_THE TASK_
Each record is to be transcribed exactly.

····················

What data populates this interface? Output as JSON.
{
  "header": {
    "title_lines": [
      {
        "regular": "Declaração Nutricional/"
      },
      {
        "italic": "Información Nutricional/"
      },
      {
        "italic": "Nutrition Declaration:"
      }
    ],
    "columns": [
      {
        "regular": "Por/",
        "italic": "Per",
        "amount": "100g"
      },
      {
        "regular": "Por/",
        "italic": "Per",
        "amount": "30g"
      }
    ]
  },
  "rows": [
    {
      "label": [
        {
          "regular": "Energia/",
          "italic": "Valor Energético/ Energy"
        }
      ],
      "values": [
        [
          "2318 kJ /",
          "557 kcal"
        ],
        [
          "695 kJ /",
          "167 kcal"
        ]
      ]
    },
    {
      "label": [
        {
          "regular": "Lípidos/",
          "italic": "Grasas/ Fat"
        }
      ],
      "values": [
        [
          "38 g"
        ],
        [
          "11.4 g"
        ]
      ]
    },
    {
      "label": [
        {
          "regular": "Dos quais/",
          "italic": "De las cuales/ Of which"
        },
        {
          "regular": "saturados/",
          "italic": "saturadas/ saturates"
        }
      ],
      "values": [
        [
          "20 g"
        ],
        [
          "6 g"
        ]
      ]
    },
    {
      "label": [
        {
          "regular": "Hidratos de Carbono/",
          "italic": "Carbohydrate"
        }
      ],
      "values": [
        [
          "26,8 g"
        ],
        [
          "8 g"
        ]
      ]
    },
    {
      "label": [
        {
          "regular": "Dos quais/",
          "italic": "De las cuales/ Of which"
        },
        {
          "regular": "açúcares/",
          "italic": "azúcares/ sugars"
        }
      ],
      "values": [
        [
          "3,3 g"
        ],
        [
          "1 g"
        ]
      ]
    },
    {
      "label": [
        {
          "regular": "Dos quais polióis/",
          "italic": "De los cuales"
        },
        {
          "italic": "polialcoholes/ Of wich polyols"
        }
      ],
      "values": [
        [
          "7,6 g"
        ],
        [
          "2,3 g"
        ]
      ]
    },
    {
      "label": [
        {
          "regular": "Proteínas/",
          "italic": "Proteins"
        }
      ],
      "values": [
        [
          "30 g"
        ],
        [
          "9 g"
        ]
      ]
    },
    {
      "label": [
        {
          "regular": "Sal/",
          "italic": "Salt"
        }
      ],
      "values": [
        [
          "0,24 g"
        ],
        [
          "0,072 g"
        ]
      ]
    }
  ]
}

····················

_EXERCISE RESULT_
What data populates this interface? Output as JSON.
{
  "header": {
    "title_lines": [
      {
        "regular": "Declaração Nutricional/"
      },
      {
        "italic": "Información Nutricional/"
      },
      {
        "italic": "Nutrition Declaration:"
      }
    ],
    "columns": [
      {
        "regular": "Por/",
        "italic": "Per",
        "amount": "100g"
      },
      {
        "regular": "Por/",
        "italic": "Per",
        "amount": "30g"
      }
    ]
  },
  "rows": [
    {
      "label": [
        {
          "regular": "Energia/",
          "italic": "Valor Energético/ Energy"
        }
      ],
      "values": [
        [
          "2318 kJ /",
          "557 kcal"
        ],
        [
          "695 kJ /",
          "167 kcal"
        ]
      ]
    },
    {
      "label": [
        {
          "regular": "Lípidos/",
          "italic": "Grasas/ Fat"
        }
      ],
      "values": [
        [
          "38 g"
        ],
        [
          "11.4 g"
        ]
      ]
    },
    {
      "label": [
        {
          "regular": "Dos quais/",
          "italic": "De las cuales/ Of which"
        },
        {
          "regular": "saturados/",
          "italic": "saturadas/ saturates"
        }
      ],
      "values": [
        [
          "20 g"
        ],
        [
          "6 g"
        ]
      ]
    },
    {
      "label": [
        {
          "regular": "Hidratos de Carbono/",
          "italic": "Carbohydrate"
        }
      ],
      "values": [
        [
          "26,8 g"
        ],
        [
          "8 g"
        ]
      ]
    },
    {
      "label": [
        {
          "regular": "Dos quais/",
          "italic": "De las cuales/ Of which"
        },
        {
          "regular": "açúcares/",
          "italic": "azúcares/ sugars"
        }
      ],
      "values": [
        [
          "3,3 g"
        ],
        [
          "1 g"
        ]
      ]
    },
    {
      "label": [
        {
          "regular": "Dos quais polióis/",
          "italic": "De los cuales"
        },
        {
          "italic": "polialcoholes/ Of wich polyols"
        }
      ],
      "values": [
        [
          "7,6 g"
        ],
        [
          "2,3 g"
        ]
      ]
    },
    {
      "label": [
        {
          "regular": "Proteínas/",
          "italic": "Proteins"
        }
      ],
      "values": [
        [
          "30 g"
        ],
        [
          "9 g"
        ]
      ]
    },
    {
      "label": [
        {
          "regular": "Sal/",
          "italic": "Salt"
        }
      ],
      "values": [
        [
          "0,24 g"
        ],
        [
          "0,072 g"
        ]
      ]
    }
  ]
}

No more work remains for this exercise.